**Stored rows**:
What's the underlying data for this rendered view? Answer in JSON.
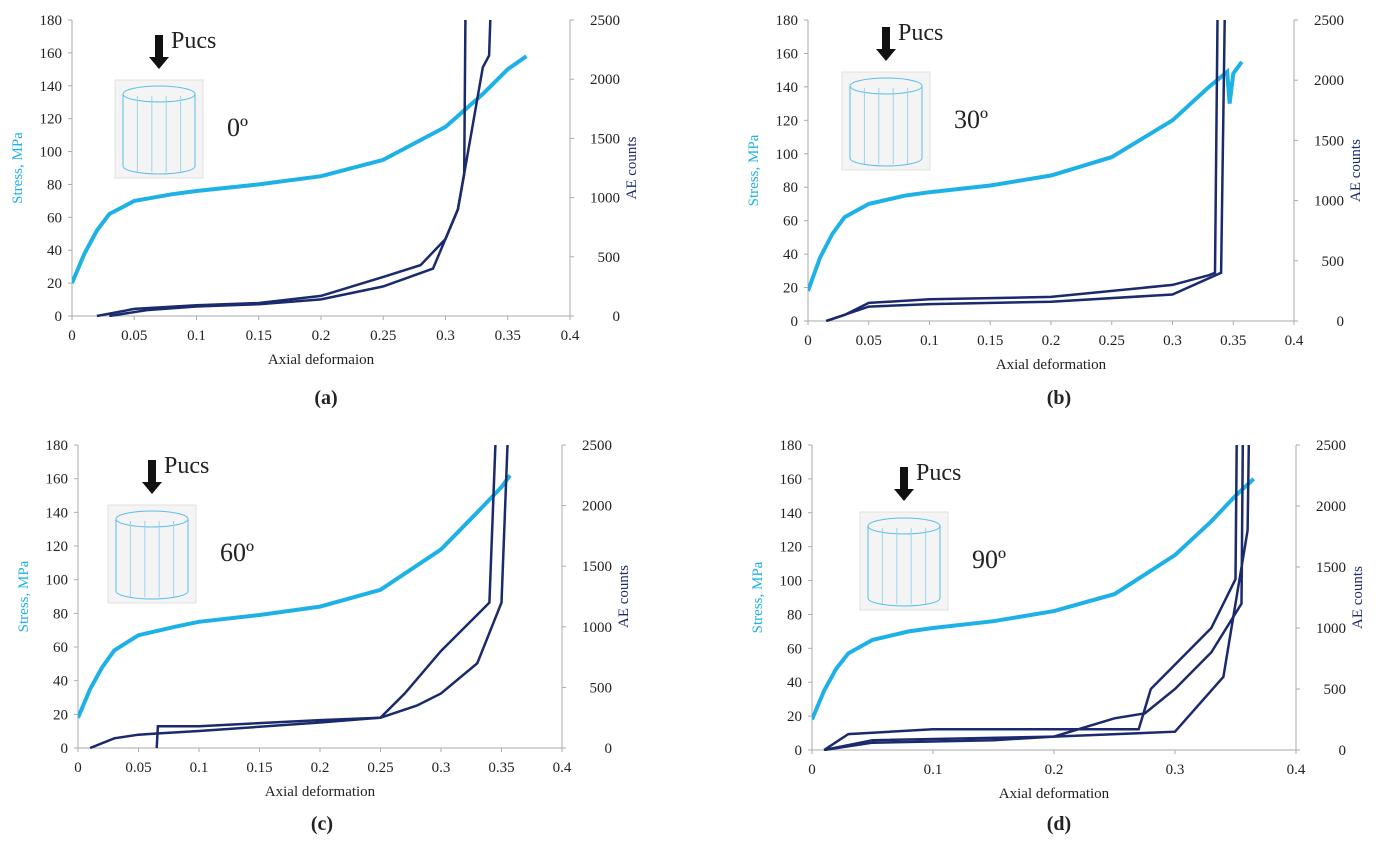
{
  "chart_data": [
    {
      "type": "line",
      "panel_label": "(a)",
      "xlabel": "Axial deformaion",
      "ylabel": "Stress, MPa",
      "y2label": "AE counts",
      "load_label": "Pucs",
      "angle_label": "0º",
      "xlim": [
        0,
        0.4
      ],
      "xticks": [
        0,
        0.05,
        0.1,
        0.15,
        0.2,
        0.25,
        0.3,
        0.35,
        0.4
      ],
      "ylim": [
        0,
        180
      ],
      "yticks": [
        0,
        20,
        40,
        60,
        80,
        100,
        120,
        140,
        160,
        180
      ],
      "y2lim": [
        0,
        2500
      ],
      "y2ticks": [
        0,
        500,
        1000,
        1500,
        2000,
        2500
      ],
      "series": [
        {
          "color": "#1eb1e6",
          "x": [
            0,
            0.01,
            0.02,
            0.03,
            0.05,
            0.08,
            0.1,
            0.15,
            0.2,
            0.25,
            0.3,
            0.33,
            0.35,
            0.365
          ],
          "values": [
            20,
            38,
            52,
            62,
            70,
            74,
            76,
            80,
            85,
            95,
            115,
            135,
            150,
            158
          ]
        },
        {
          "color": "#1a2a6c",
          "axis": "y2",
          "x": [
            0.02,
            0.05,
            0.1,
            0.15,
            0.2,
            0.25,
            0.28,
            0.3,
            0.31,
            0.315,
            0.316
          ],
          "values": [
            0,
            60,
            90,
            110,
            170,
            330,
            430,
            650,
            900,
            1200,
            2500
          ]
        },
        {
          "color": "#1a2a6c",
          "axis": "y2",
          "x": [
            0.03,
            0.06,
            0.1,
            0.15,
            0.2,
            0.25,
            0.29,
            0.31,
            0.32,
            0.33,
            0.335,
            0.336
          ],
          "values": [
            0,
            50,
            80,
            100,
            140,
            250,
            400,
            900,
            1500,
            2100,
            2200,
            2500
          ]
        }
      ]
    },
    {
      "type": "line",
      "panel_label": "(b)",
      "xlabel": "Axial deformation",
      "ylabel": "Stress, MPa",
      "y2label": "AE counts",
      "load_label": "Pucs",
      "angle_label": "30º",
      "xlim": [
        0,
        0.4
      ],
      "xticks": [
        0,
        0.05,
        0.1,
        0.15,
        0.2,
        0.25,
        0.3,
        0.35,
        0.4
      ],
      "ylim": [
        0,
        180
      ],
      "yticks": [
        0,
        20,
        40,
        60,
        80,
        100,
        120,
        140,
        160,
        180
      ],
      "y2lim": [
        0,
        2500
      ],
      "y2ticks": [
        0,
        500,
        1000,
        1500,
        2000,
        2500
      ],
      "series": [
        {
          "color": "#1eb1e6",
          "x": [
            0,
            0.01,
            0.02,
            0.03,
            0.05,
            0.08,
            0.1,
            0.15,
            0.2,
            0.25,
            0.3,
            0.33,
            0.345,
            0.347,
            0.35,
            0.357
          ],
          "values": [
            18,
            38,
            52,
            62,
            70,
            75,
            77,
            81,
            87,
            98,
            120,
            140,
            149,
            130,
            148,
            155
          ]
        },
        {
          "color": "#1a2a6c",
          "axis": "y2",
          "x": [
            0.015,
            0.03,
            0.05,
            0.1,
            0.2,
            0.3,
            0.33,
            0.335,
            0.337
          ],
          "values": [
            0,
            50,
            150,
            180,
            200,
            300,
            380,
            400,
            2500
          ]
        },
        {
          "color": "#1a2a6c",
          "axis": "y2",
          "x": [
            0.015,
            0.05,
            0.1,
            0.2,
            0.3,
            0.34,
            0.343
          ],
          "values": [
            0,
            120,
            140,
            160,
            220,
            400,
            2500
          ]
        }
      ]
    },
    {
      "type": "line",
      "panel_label": "(c)",
      "xlabel": "Axial deformation",
      "ylabel": "Stress, MPa",
      "y2label": "AE counts",
      "load_label": "Pucs",
      "angle_label": "60º",
      "xlim": [
        0,
        0.4
      ],
      "xticks": [
        0,
        0.05,
        0.1,
        0.15,
        0.2,
        0.25,
        0.3,
        0.35,
        0.4
      ],
      "ylim": [
        0,
        180
      ],
      "yticks": [
        0,
        20,
        40,
        60,
        80,
        100,
        120,
        140,
        160,
        180
      ],
      "y2lim": [
        0,
        2500
      ],
      "y2ticks": [
        0,
        500,
        1000,
        1500,
        2000,
        2500
      ],
      "series": [
        {
          "color": "#1eb1e6",
          "x": [
            0,
            0.01,
            0.02,
            0.03,
            0.05,
            0.08,
            0.1,
            0.15,
            0.2,
            0.25,
            0.3,
            0.33,
            0.35,
            0.357
          ],
          "values": [
            18,
            35,
            48,
            58,
            67,
            72,
            75,
            79,
            84,
            94,
            118,
            140,
            155,
            162
          ]
        },
        {
          "color": "#1a2a6c",
          "axis": "y2",
          "x": [
            0.01,
            0.03,
            0.05,
            0.065,
            0.1,
            0.2,
            0.25,
            0.27,
            0.3,
            0.33,
            0.34,
            0.345
          ],
          "values": [
            0,
            80,
            110,
            120,
            140,
            210,
            250,
            450,
            800,
            1100,
            1200,
            2500
          ]
        },
        {
          "color": "#1a2a6c",
          "axis": "y2",
          "x": [
            0.065,
            0.066,
            0.1,
            0.2,
            0.25,
            0.28,
            0.3,
            0.33,
            0.35,
            0.355
          ],
          "values": [
            0,
            180,
            180,
            230,
            250,
            350,
            450,
            700,
            1200,
            2500
          ]
        }
      ]
    },
    {
      "type": "line",
      "panel_label": "(d)",
      "xlabel": "Axial deformation",
      "ylabel": "Stress, MPa",
      "y2label": "AE counts",
      "load_label": "Pucs",
      "angle_label": "90º",
      "xlim": [
        0,
        0.4
      ],
      "xticks": [
        0,
        0.1,
        0.2,
        0.3,
        0.4
      ],
      "ylim": [
        0,
        180
      ],
      "yticks": [
        0,
        20,
        40,
        60,
        80,
        100,
        120,
        140,
        160,
        180
      ],
      "y2lim": [
        0,
        2500
      ],
      "y2ticks": [
        0,
        500,
        1000,
        1500,
        2000,
        2500
      ],
      "series": [
        {
          "color": "#1eb1e6",
          "x": [
            0,
            0.01,
            0.02,
            0.03,
            0.05,
            0.08,
            0.1,
            0.15,
            0.2,
            0.25,
            0.3,
            0.33,
            0.35,
            0.365
          ],
          "values": [
            18,
            35,
            48,
            57,
            65,
            70,
            72,
            76,
            82,
            92,
            115,
            135,
            150,
            160
          ]
        },
        {
          "color": "#1a2a6c",
          "axis": "y2",
          "x": [
            0.01,
            0.03,
            0.1,
            0.2,
            0.27,
            0.28,
            0.3,
            0.33,
            0.35,
            0.351
          ],
          "values": [
            0,
            130,
            170,
            170,
            170,
            500,
            700,
            1000,
            1400,
            2500
          ]
        },
        {
          "color": "#1a2a6c",
          "axis": "y2",
          "x": [
            0.01,
            0.05,
            0.15,
            0.2,
            0.25,
            0.275,
            0.3,
            0.33,
            0.355,
            0.356
          ],
          "values": [
            0,
            60,
            80,
            110,
            260,
            300,
            500,
            800,
            1200,
            2500
          ]
        },
        {
          "color": "#1a2a6c",
          "axis": "y2",
          "x": [
            0.01,
            0.05,
            0.2,
            0.3,
            0.34,
            0.36,
            0.361
          ],
          "values": [
            0,
            80,
            110,
            150,
            600,
            1800,
            2500
          ]
        }
      ]
    }
  ]
}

**Exercise details**: Pictures in the data above should not be copied; transcribe everything else exactly.

**Full output**:
What's the underlying data for this rendered view? Answer in JSON.
{
  "chart_data": [
    {
      "type": "line",
      "panel_label": "(a)",
      "xlabel": "Axial deformaion",
      "ylabel": "Stress, MPa",
      "y2label": "AE counts",
      "load_label": "Pucs",
      "angle_label": "0º",
      "xlim": [
        0,
        0.4
      ],
      "xticks": [
        0,
        0.05,
        0.1,
        0.15,
        0.2,
        0.25,
        0.3,
        0.35,
        0.4
      ],
      "ylim": [
        0,
        180
      ],
      "yticks": [
        0,
        20,
        40,
        60,
        80,
        100,
        120,
        140,
        160,
        180
      ],
      "y2lim": [
        0,
        2500
      ],
      "y2ticks": [
        0,
        500,
        1000,
        1500,
        2000,
        2500
      ],
      "series": [
        {
          "color": "#1eb1e6",
          "x": [
            0,
            0.01,
            0.02,
            0.03,
            0.05,
            0.08,
            0.1,
            0.15,
            0.2,
            0.25,
            0.3,
            0.33,
            0.35,
            0.365
          ],
          "values": [
            20,
            38,
            52,
            62,
            70,
            74,
            76,
            80,
            85,
            95,
            115,
            135,
            150,
            158
          ]
        },
        {
          "color": "#1a2a6c",
          "axis": "y2",
          "x": [
            0.02,
            0.05,
            0.1,
            0.15,
            0.2,
            0.25,
            0.28,
            0.3,
            0.31,
            0.315,
            0.316
          ],
          "values": [
            0,
            60,
            90,
            110,
            170,
            330,
            430,
            650,
            900,
            1200,
            2500
          ]
        },
        {
          "color": "#1a2a6c",
          "axis": "y2",
          "x": [
            0.03,
            0.06,
            0.1,
            0.15,
            0.2,
            0.25,
            0.29,
            0.31,
            0.32,
            0.33,
            0.335,
            0.336
          ],
          "values": [
            0,
            50,
            80,
            100,
            140,
            250,
            400,
            900,
            1500,
            2100,
            2200,
            2500
          ]
        }
      ]
    },
    {
      "type": "line",
      "panel_label": "(b)",
      "xlabel": "Axial deformation",
      "ylabel": "Stress, MPa",
      "y2label": "AE counts",
      "load_label": "Pucs",
      "angle_label": "30º",
      "xlim": [
        0,
        0.4
      ],
      "xticks": [
        0,
        0.05,
        0.1,
        0.15,
        0.2,
        0.25,
        0.3,
        0.35,
        0.4
      ],
      "ylim": [
        0,
        180
      ],
      "yticks": [
        0,
        20,
        40,
        60,
        80,
        100,
        120,
        140,
        160,
        180
      ],
      "y2lim": [
        0,
        2500
      ],
      "y2ticks": [
        0,
        500,
        1000,
        1500,
        2000,
        2500
      ],
      "series": [
        {
          "color": "#1eb1e6",
          "x": [
            0,
            0.01,
            0.02,
            0.03,
            0.05,
            0.08,
            0.1,
            0.15,
            0.2,
            0.25,
            0.3,
            0.33,
            0.345,
            0.347,
            0.35,
            0.357
          ],
          "values": [
            18,
            38,
            52,
            62,
            70,
            75,
            77,
            81,
            87,
            98,
            120,
            140,
            149,
            130,
            148,
            155
          ]
        },
        {
          "color": "#1a2a6c",
          "axis": "y2",
          "x": [
            0.015,
            0.03,
            0.05,
            0.1,
            0.2,
            0.3,
            0.33,
            0.335,
            0.337
          ],
          "values": [
            0,
            50,
            150,
            180,
            200,
            300,
            380,
            400,
            2500
          ]
        },
        {
          "color": "#1a2a6c",
          "axis": "y2",
          "x": [
            0.015,
            0.05,
            0.1,
            0.2,
            0.3,
            0.34,
            0.343
          ],
          "values": [
            0,
            120,
            140,
            160,
            220,
            400,
            2500
          ]
        }
      ]
    },
    {
      "type": "line",
      "panel_label": "(c)",
      "xlabel": "Axial deformation",
      "ylabel": "Stress, MPa",
      "y2label": "AE counts",
      "load_label": "Pucs",
      "angle_label": "60º",
      "xlim": [
        0,
        0.4
      ],
      "xticks": [
        0,
        0.05,
        0.1,
        0.15,
        0.2,
        0.25,
        0.3,
        0.35,
        0.4
      ],
      "ylim": [
        0,
        180
      ],
      "yticks": [
        0,
        20,
        40,
        60,
        80,
        100,
        120,
        140,
        160,
        180
      ],
      "y2lim": [
        0,
        2500
      ],
      "y2ticks": [
        0,
        500,
        1000,
        1500,
        2000,
        2500
      ],
      "series": [
        {
          "color": "#1eb1e6",
          "x": [
            0,
            0.01,
            0.02,
            0.03,
            0.05,
            0.08,
            0.1,
            0.15,
            0.2,
            0.25,
            0.3,
            0.33,
            0.35,
            0.357
          ],
          "values": [
            18,
            35,
            48,
            58,
            67,
            72,
            75,
            79,
            84,
            94,
            118,
            140,
            155,
            162
          ]
        },
        {
          "color": "#1a2a6c",
          "axis": "y2",
          "x": [
            0.01,
            0.03,
            0.05,
            0.065,
            0.1,
            0.2,
            0.25,
            0.27,
            0.3,
            0.33,
            0.34,
            0.345
          ],
          "values": [
            0,
            80,
            110,
            120,
            140,
            210,
            250,
            450,
            800,
            1100,
            1200,
            2500
          ]
        },
        {
          "color": "#1a2a6c",
          "axis": "y2",
          "x": [
            0.065,
            0.066,
            0.1,
            0.2,
            0.25,
            0.28,
            0.3,
            0.33,
            0.35,
            0.355
          ],
          "values": [
            0,
            180,
            180,
            230,
            250,
            350,
            450,
            700,
            1200,
            2500
          ]
        }
      ]
    },
    {
      "type": "line",
      "panel_label": "(d)",
      "xlabel": "Axial deformation",
      "ylabel": "Stress, MPa",
      "y2label": "AE counts",
      "load_label": "Pucs",
      "angle_label": "90º",
      "xlim": [
        0,
        0.4
      ],
      "xticks": [
        0,
        0.1,
        0.2,
        0.3,
        0.4
      ],
      "ylim": [
        0,
        180
      ],
      "yticks": [
        0,
        20,
        40,
        60,
        80,
        100,
        120,
        140,
        160,
        180
      ],
      "y2lim": [
        0,
        2500
      ],
      "y2ticks": [
        0,
        500,
        1000,
        1500,
        2000,
        2500
      ],
      "series": [
        {
          "color": "#1eb1e6",
          "x": [
            0,
            0.01,
            0.02,
            0.03,
            0.05,
            0.08,
            0.1,
            0.15,
            0.2,
            0.25,
            0.3,
            0.33,
            0.35,
            0.365
          ],
          "values": [
            18,
            35,
            48,
            57,
            65,
            70,
            72,
            76,
            82,
            92,
            115,
            135,
            150,
            160
          ]
        },
        {
          "color": "#1a2a6c",
          "axis": "y2",
          "x": [
            0.01,
            0.03,
            0.1,
            0.2,
            0.27,
            0.28,
            0.3,
            0.33,
            0.35,
            0.351
          ],
          "values": [
            0,
            130,
            170,
            170,
            170,
            500,
            700,
            1000,
            1400,
            2500
          ]
        },
        {
          "color": "#1a2a6c",
          "axis": "y2",
          "x": [
            0.01,
            0.05,
            0.15,
            0.2,
            0.25,
            0.275,
            0.3,
            0.33,
            0.355,
            0.356
          ],
          "values": [
            0,
            60,
            80,
            110,
            260,
            300,
            500,
            800,
            1200,
            2500
          ]
        },
        {
          "color": "#1a2a6c",
          "axis": "y2",
          "x": [
            0.01,
            0.05,
            0.2,
            0.3,
            0.34,
            0.36,
            0.361
          ],
          "values": [
            0,
            80,
            110,
            150,
            600,
            1800,
            2500
          ]
        }
      ]
    }
  ]
}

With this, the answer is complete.